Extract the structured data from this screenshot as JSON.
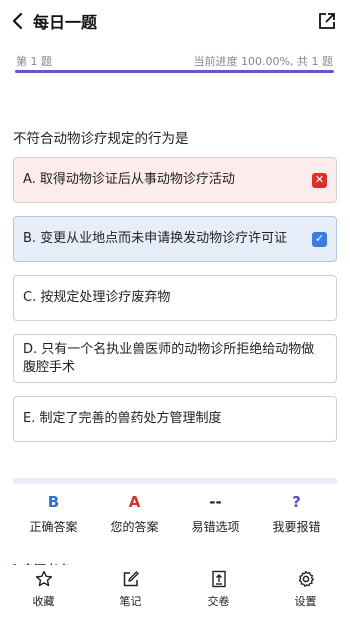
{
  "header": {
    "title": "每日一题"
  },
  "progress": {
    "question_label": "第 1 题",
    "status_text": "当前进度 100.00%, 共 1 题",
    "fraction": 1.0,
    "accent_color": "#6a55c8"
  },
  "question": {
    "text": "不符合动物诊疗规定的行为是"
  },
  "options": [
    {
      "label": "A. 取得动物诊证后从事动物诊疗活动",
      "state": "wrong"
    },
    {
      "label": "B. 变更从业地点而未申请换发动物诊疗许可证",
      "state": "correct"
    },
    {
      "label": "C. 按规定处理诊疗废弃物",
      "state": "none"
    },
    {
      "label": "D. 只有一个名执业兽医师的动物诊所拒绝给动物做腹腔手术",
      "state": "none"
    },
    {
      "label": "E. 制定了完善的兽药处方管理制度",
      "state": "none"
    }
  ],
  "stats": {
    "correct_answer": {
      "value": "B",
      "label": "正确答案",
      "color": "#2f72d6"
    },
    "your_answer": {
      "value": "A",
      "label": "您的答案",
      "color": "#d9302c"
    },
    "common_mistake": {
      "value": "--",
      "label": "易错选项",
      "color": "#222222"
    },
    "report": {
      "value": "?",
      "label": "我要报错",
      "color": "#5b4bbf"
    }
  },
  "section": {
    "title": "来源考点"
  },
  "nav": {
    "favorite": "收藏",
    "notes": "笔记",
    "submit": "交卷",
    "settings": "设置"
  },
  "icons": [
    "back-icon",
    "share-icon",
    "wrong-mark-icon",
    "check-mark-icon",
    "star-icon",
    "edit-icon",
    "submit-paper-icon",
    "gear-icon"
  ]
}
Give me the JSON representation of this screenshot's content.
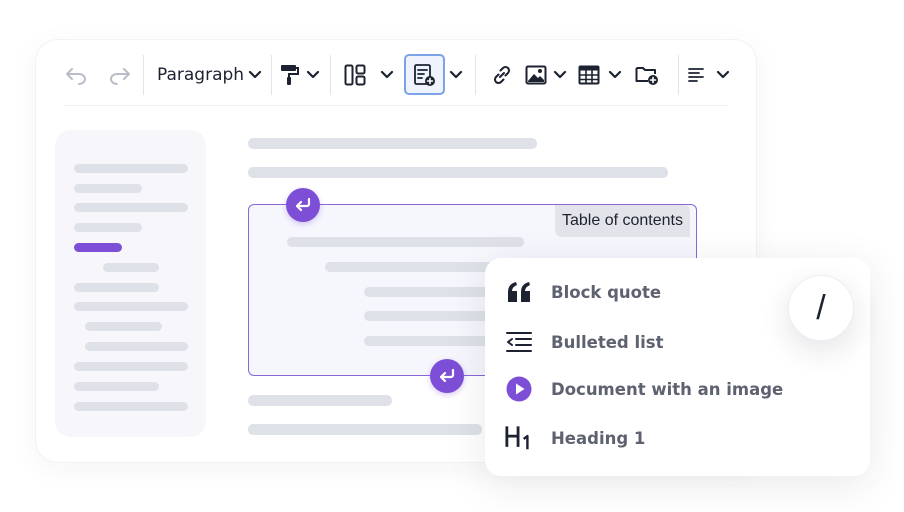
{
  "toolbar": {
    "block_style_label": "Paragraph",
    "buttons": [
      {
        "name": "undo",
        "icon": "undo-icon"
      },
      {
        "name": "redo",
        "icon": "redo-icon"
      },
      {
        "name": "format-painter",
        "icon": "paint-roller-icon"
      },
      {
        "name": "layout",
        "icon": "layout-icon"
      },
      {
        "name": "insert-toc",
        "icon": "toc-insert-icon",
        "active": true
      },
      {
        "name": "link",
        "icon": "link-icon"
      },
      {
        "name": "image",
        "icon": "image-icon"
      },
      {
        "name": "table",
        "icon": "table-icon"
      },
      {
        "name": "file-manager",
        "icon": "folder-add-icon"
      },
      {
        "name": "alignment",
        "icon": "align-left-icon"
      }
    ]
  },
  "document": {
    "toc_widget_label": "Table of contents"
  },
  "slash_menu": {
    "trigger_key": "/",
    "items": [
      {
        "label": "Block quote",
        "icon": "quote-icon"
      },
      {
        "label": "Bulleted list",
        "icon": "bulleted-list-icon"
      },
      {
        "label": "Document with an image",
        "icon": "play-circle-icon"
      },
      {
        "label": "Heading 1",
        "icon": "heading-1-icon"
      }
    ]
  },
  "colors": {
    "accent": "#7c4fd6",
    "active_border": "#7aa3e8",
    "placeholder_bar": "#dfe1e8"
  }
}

> **Exercise description**: Find and count the lines of the data that include the string "list", and report that figure by itself.

> **Exercise answer**: 2